YOUR GOAL
Lay out the entries as a Markdown table with the columns Row and Line, starting at the first line and ending with the line with "no-cell: 27 bbox=[129, 608, 160, 624]". Put a row number in Row and the line itself in Line, and leave out blank lines.

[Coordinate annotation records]

* * * * * * *

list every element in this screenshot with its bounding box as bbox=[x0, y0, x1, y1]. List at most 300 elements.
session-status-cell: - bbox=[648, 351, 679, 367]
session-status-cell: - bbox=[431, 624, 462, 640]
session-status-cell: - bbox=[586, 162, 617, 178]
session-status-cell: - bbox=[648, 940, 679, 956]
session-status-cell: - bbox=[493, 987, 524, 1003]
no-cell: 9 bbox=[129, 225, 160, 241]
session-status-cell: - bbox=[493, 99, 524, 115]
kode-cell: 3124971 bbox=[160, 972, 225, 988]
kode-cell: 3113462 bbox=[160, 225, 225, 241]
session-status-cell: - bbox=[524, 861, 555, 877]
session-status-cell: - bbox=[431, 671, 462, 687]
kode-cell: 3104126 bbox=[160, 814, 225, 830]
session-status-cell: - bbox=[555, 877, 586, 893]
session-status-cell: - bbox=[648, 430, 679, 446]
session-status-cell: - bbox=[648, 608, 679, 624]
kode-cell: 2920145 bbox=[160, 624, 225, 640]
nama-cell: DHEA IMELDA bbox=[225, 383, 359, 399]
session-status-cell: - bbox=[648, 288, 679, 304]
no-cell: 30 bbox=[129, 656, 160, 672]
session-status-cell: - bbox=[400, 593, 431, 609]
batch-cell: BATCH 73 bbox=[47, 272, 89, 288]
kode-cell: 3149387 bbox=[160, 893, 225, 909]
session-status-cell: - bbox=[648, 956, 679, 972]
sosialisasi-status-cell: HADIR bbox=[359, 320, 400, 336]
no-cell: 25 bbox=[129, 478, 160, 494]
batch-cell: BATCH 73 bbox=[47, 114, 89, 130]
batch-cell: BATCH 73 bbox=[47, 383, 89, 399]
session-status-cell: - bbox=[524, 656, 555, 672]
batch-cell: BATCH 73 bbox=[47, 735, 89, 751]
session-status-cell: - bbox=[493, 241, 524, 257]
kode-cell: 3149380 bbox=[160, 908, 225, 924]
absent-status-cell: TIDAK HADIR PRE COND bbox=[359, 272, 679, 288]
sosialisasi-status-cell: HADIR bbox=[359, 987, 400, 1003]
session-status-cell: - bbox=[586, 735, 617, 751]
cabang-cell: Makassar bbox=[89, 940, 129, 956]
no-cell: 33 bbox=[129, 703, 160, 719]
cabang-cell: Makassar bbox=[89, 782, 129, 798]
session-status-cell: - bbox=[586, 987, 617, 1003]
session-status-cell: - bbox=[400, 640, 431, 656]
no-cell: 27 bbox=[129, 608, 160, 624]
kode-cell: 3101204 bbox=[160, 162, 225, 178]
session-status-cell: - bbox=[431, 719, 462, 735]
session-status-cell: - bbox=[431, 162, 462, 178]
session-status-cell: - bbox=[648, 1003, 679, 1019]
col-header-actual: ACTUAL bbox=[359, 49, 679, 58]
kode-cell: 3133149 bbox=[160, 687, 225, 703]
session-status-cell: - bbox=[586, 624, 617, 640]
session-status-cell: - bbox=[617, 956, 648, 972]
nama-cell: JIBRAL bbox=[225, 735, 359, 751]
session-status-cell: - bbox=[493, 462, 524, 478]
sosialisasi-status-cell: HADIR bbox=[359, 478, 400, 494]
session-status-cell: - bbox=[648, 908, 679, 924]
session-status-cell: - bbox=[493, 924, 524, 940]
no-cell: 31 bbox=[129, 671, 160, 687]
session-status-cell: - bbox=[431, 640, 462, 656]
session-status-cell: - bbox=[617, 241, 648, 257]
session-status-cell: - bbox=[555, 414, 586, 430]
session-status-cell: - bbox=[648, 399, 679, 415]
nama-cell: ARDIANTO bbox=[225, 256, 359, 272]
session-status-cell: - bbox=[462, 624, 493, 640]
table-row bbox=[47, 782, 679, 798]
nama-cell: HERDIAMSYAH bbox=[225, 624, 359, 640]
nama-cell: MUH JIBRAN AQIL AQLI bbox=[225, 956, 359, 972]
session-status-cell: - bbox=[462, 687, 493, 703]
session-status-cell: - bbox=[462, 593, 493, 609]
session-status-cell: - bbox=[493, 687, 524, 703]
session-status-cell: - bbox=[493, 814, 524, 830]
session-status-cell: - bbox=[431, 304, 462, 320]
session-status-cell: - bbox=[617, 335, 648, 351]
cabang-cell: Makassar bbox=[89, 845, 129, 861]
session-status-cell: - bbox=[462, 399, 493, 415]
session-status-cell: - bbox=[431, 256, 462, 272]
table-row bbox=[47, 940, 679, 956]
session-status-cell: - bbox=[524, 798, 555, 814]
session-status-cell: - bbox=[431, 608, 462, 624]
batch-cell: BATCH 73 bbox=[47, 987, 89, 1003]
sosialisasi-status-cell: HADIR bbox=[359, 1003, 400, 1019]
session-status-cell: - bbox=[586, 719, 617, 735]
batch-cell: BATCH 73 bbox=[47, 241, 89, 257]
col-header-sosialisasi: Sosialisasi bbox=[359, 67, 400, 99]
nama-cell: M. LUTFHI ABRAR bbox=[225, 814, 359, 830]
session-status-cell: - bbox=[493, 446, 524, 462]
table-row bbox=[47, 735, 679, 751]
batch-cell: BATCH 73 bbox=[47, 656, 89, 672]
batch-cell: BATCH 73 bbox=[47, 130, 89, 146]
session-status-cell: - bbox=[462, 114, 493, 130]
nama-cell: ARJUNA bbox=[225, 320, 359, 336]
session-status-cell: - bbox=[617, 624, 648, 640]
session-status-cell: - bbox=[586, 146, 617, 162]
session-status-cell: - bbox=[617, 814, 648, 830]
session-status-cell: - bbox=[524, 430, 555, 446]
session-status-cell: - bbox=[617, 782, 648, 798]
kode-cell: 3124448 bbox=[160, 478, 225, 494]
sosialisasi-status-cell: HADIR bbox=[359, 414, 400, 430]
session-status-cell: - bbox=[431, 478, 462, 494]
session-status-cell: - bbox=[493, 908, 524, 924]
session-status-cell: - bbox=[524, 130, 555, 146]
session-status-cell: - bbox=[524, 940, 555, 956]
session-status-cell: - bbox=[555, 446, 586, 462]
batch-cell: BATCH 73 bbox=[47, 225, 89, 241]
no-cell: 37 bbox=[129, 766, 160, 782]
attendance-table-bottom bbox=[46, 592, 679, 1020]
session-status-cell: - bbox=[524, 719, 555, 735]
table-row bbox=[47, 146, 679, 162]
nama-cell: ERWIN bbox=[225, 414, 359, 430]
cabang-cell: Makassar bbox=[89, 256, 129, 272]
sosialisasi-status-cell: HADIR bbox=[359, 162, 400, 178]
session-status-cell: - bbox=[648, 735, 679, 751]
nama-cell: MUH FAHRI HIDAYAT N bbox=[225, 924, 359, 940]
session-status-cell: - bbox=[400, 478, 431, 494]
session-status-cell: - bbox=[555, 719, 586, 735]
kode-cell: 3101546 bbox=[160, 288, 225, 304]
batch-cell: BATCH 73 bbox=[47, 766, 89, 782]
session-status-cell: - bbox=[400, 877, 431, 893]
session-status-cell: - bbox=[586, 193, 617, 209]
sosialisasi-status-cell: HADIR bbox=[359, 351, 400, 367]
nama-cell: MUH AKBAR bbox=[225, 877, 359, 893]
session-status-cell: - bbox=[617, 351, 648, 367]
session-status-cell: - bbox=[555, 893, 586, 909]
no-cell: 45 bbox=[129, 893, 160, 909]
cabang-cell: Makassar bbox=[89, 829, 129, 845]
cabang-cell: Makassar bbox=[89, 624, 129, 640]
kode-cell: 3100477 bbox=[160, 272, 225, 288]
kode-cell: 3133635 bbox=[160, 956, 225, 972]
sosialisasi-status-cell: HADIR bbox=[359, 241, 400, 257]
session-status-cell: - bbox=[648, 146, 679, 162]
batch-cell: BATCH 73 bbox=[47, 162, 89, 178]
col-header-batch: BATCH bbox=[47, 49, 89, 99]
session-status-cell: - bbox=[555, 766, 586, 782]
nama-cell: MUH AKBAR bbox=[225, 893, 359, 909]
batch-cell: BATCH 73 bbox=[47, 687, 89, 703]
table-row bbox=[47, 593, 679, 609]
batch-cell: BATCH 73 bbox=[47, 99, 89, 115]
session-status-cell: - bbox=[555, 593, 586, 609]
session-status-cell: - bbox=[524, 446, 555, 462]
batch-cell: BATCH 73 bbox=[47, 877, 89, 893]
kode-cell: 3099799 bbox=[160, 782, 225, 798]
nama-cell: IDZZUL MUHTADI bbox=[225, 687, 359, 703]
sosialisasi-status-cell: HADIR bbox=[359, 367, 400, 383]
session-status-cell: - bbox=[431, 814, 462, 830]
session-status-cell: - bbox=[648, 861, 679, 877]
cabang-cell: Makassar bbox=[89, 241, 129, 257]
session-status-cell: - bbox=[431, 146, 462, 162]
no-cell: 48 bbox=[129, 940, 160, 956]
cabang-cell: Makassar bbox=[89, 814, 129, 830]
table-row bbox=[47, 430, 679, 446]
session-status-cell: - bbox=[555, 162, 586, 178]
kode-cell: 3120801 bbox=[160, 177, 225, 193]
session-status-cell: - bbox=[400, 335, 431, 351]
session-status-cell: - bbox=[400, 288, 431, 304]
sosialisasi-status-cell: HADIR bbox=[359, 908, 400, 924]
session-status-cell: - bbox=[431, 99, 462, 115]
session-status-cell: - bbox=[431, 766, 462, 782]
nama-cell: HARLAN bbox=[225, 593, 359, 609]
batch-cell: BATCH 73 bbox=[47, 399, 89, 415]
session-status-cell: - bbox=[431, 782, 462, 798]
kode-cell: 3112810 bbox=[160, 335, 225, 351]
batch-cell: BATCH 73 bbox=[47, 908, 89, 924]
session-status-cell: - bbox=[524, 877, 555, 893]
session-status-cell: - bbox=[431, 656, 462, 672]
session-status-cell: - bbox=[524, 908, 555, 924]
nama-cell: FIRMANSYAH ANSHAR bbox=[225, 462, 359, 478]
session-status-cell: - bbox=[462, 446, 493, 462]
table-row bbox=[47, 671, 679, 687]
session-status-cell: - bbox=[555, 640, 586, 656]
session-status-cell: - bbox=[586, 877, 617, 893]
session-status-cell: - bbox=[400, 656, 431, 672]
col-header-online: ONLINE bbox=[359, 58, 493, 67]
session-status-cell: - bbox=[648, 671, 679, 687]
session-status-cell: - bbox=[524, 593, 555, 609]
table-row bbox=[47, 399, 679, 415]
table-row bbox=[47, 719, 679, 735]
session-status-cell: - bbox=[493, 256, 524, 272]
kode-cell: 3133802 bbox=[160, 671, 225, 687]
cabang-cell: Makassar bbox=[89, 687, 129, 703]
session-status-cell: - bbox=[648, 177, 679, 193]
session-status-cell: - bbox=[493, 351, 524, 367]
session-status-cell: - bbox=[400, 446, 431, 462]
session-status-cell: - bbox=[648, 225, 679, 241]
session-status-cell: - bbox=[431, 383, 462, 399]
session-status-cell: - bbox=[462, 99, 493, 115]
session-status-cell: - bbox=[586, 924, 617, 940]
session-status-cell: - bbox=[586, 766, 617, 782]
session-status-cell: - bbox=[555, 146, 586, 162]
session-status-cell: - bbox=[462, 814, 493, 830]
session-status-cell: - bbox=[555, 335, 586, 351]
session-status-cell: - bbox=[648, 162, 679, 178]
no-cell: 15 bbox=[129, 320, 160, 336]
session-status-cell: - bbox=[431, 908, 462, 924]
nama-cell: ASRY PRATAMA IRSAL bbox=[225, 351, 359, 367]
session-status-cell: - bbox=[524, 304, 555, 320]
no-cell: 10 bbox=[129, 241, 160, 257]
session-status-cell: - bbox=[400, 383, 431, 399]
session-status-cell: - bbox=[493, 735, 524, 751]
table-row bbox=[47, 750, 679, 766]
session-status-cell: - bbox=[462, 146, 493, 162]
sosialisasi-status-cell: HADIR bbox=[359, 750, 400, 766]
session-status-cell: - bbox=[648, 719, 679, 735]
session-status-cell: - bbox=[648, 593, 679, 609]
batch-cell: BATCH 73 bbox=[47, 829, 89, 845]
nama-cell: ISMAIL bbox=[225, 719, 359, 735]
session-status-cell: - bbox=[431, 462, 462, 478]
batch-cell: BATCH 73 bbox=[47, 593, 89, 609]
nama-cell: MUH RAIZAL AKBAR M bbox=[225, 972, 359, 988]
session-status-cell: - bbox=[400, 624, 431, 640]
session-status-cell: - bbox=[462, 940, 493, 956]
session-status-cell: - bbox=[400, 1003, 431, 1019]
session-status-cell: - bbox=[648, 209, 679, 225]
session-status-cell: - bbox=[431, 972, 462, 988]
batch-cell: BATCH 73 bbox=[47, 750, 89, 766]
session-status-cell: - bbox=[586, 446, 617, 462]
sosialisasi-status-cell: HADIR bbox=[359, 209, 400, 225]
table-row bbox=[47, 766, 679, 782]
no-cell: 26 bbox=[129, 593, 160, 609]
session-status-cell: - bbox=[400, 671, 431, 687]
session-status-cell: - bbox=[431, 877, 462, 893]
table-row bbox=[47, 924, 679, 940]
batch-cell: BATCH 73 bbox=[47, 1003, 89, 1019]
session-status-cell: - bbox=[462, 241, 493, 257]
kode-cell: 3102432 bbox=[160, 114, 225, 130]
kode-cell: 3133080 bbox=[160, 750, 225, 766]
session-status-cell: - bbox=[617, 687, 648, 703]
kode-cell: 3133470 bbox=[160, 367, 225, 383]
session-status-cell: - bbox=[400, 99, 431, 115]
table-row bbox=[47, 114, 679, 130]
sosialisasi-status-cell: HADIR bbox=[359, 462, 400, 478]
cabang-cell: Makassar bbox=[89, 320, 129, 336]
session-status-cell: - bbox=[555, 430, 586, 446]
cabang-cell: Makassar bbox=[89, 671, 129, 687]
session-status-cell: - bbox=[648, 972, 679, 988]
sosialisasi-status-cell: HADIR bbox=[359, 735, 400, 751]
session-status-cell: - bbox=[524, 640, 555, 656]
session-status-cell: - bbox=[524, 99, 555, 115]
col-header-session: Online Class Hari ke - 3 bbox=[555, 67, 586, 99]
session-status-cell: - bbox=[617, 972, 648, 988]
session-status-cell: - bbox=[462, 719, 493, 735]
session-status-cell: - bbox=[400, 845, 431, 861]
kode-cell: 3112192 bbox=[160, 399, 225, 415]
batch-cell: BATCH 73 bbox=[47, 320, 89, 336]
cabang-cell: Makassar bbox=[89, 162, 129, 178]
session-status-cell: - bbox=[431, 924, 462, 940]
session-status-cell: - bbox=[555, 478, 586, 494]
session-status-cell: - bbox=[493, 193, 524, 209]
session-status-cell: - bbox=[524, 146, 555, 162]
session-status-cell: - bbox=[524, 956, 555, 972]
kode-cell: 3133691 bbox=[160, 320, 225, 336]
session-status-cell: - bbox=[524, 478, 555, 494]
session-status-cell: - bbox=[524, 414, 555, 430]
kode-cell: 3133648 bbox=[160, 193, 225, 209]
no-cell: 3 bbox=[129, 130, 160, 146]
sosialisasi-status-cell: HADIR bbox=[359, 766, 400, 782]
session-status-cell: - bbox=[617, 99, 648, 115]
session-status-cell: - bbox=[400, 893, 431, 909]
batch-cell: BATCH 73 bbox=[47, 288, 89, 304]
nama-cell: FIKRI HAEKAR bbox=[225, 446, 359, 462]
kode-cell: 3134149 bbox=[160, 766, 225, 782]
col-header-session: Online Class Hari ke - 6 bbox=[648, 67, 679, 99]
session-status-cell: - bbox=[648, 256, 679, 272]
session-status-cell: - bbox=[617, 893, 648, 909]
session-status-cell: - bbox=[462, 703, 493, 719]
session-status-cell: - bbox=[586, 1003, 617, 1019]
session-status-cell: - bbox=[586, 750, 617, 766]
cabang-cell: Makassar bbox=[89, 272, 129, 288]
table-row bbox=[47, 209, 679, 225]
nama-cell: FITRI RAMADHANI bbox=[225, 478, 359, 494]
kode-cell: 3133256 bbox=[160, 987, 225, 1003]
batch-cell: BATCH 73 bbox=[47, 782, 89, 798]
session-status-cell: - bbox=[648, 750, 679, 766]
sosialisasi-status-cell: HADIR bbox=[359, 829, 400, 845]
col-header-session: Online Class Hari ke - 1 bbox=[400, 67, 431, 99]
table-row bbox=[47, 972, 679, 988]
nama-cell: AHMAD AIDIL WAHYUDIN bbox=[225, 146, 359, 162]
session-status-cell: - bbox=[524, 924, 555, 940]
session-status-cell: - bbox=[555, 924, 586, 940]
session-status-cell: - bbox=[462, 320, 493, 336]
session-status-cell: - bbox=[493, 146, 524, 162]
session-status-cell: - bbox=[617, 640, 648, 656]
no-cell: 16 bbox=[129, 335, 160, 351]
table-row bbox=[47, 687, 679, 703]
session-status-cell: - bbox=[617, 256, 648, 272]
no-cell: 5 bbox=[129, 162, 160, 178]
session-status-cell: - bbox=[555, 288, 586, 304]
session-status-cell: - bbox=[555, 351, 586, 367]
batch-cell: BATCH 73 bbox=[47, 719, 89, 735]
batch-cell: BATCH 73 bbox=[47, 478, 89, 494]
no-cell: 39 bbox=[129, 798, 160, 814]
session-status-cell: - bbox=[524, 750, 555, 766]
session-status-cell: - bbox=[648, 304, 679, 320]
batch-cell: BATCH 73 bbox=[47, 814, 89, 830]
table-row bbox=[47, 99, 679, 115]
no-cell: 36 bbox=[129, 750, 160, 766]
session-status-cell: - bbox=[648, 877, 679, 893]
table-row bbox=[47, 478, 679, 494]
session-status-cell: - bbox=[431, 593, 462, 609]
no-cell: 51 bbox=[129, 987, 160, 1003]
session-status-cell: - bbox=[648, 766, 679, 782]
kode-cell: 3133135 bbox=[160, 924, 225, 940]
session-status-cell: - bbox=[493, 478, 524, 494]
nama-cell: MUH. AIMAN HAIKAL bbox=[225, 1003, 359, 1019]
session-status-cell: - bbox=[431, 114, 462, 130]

* * * * * * *

TASK RESPONSE
| Row | Line |
|---|---|
| 1 | list every element in this screenshot with its bounding box as bbox=[x0, y0, x1, y1]. List at most 300 elements. |
| 2 | session-status-cell: - bbox=[648, 351, 679, 367] |
| 3 | session-status-cell: - bbox=[431, 624, 462, 640] |
| 4 | session-status-cell: - bbox=[586, 162, 617, 178] |
| 5 | session-status-cell: - bbox=[648, 940, 679, 956] |
| 6 | session-status-cell: - bbox=[493, 987, 524, 1003] |
| 7 | no-cell: 9 bbox=[129, 225, 160, 241] |
| 8 | session-status-cell: - bbox=[493, 99, 524, 115] |
| 9 | kode-cell: 3124971 bbox=[160, 972, 225, 988] |
| 10 | kode-cell: 3113462 bbox=[160, 225, 225, 241] |
| 11 | session-status-cell: - bbox=[524, 861, 555, 877] |
| 12 | session-status-cell: - bbox=[431, 671, 462, 687] |
| 13 | kode-cell: 3104126 bbox=[160, 814, 225, 830] |
| 14 | session-status-cell: - bbox=[555, 877, 586, 893] |
| 15 | session-status-cell: - bbox=[648, 430, 679, 446] |
| 16 | session-status-cell: - bbox=[648, 608, 679, 624] |
| 17 | kode-cell: 2920145 bbox=[160, 624, 225, 640] |
| 18 | nama-cell: DHEA IMELDA bbox=[225, 383, 359, 399] |
| 19 | session-status-cell: - bbox=[648, 288, 679, 304] |
| 20 | no-cell: 30 bbox=[129, 656, 160, 672] |
| 21 | session-status-cell: - bbox=[400, 593, 431, 609] |
| 22 | batch-cell: BATCH 73 bbox=[47, 272, 89, 288] |
| 23 | kode-cell: 3149387 bbox=[160, 893, 225, 909] |
| 24 | session-status-cell: - bbox=[648, 956, 679, 972] |
| 25 | sosialisasi-status-cell: HADIR bbox=[359, 320, 400, 336] |
| 26 | no-cell: 25 bbox=[129, 478, 160, 494] |
| 27 | batch-cell: BATCH 73 bbox=[47, 114, 89, 130] |
| 28 | batch-cell: BATCH 73 bbox=[47, 383, 89, 399] |
| 29 | session-status-cell: - bbox=[524, 656, 555, 672] |
| 30 | batch-cell: BATCH 73 bbox=[47, 735, 89, 751] |
| 31 | session-status-cell: - bbox=[493, 241, 524, 257] |
| 32 | kode-cell: 3149380 bbox=[160, 908, 225, 924] |
| 33 | absent-status-cell: TIDAK HADIR PRE COND bbox=[359, 272, 679, 288] |
| 34 | sosialisasi-status-cell: HADIR bbox=[359, 987, 400, 1003] |
| 35 | session-status-cell: - bbox=[586, 735, 617, 751] |
| 36 | cabang-cell: Makassar bbox=[89, 940, 129, 956] |
| 37 | no-cell: 33 bbox=[129, 703, 160, 719] |
| 38 | cabang-cell: Makassar bbox=[89, 782, 129, 798] |
| 39 | session-status-cell: - bbox=[586, 987, 617, 1003] |
| 40 | session-status-cell: - bbox=[400, 640, 431, 656] |
| 41 | no-cell: 27 bbox=[129, 608, 160, 624] |